**TASK DATA**
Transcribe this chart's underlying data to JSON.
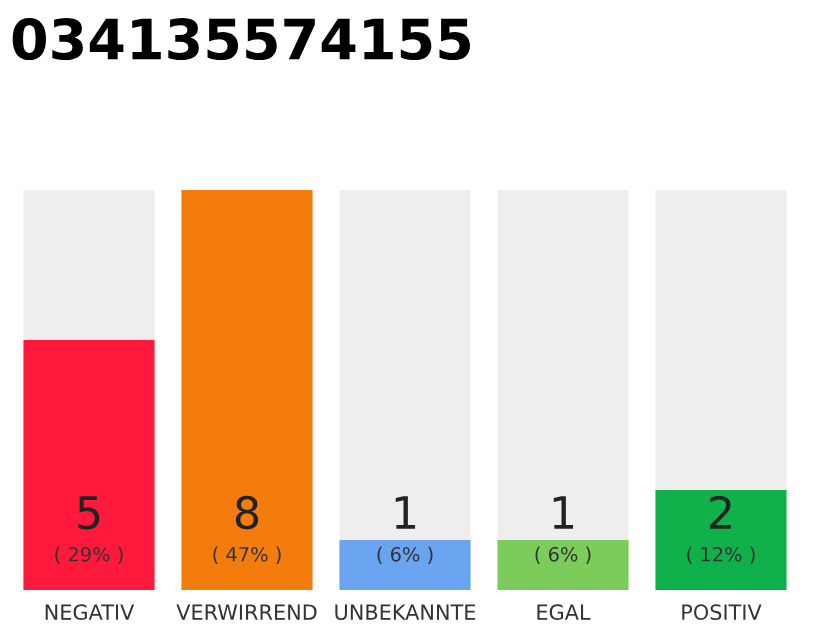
{
  "chart_data": {
    "type": "bar",
    "title": "034135574155",
    "categories": [
      "NEGATIV",
      "VERWIRREND",
      "UNBEKANNTE",
      "EGAL",
      "POSITIV"
    ],
    "stacked": true,
    "series": [
      {
        "color": null,
        "colors": [
          "#ff1a3c",
          "#f47c0c",
          "#6aa3ef",
          "#7ccc5c",
          "#10b14a"
        ],
        "values": [
          5,
          8,
          1,
          1,
          2
        ],
        "value_labels": [
          "5",
          "8",
          "1",
          "1",
          "2"
        ]
      },
      {
        "color": "#eeeeee",
        "values": [
          3,
          0,
          7,
          7,
          6
        ]
      }
    ],
    "annotations": [
      "( 29% )",
      "( 47% )",
      "( 6% )",
      "( 6% )",
      "( 12% )"
    ],
    "grid": false,
    "legend": false
  }
}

**PROBLEM DETAILS**
Repeat the listing above exactly, with no pictures.

**THE ANSWER**
Transcribe this chart's underlying data to JSON.
{
  "chart_data": {
    "type": "bar",
    "title": "034135574155",
    "categories": [
      "NEGATIV",
      "VERWIRREND",
      "UNBEKANNTE",
      "EGAL",
      "POSITIV"
    ],
    "stacked": true,
    "series": [
      {
        "color": null,
        "colors": [
          "#ff1a3c",
          "#f47c0c",
          "#6aa3ef",
          "#7ccc5c",
          "#10b14a"
        ],
        "values": [
          5,
          8,
          1,
          1,
          2
        ],
        "value_labels": [
          "5",
          "8",
          "1",
          "1",
          "2"
        ]
      },
      {
        "color": "#eeeeee",
        "values": [
          3,
          0,
          7,
          7,
          6
        ]
      }
    ],
    "annotations": [
      "( 29% )",
      "( 47% )",
      "( 6% )",
      "( 6% )",
      "( 12% )"
    ],
    "grid": false,
    "legend": false
  }
}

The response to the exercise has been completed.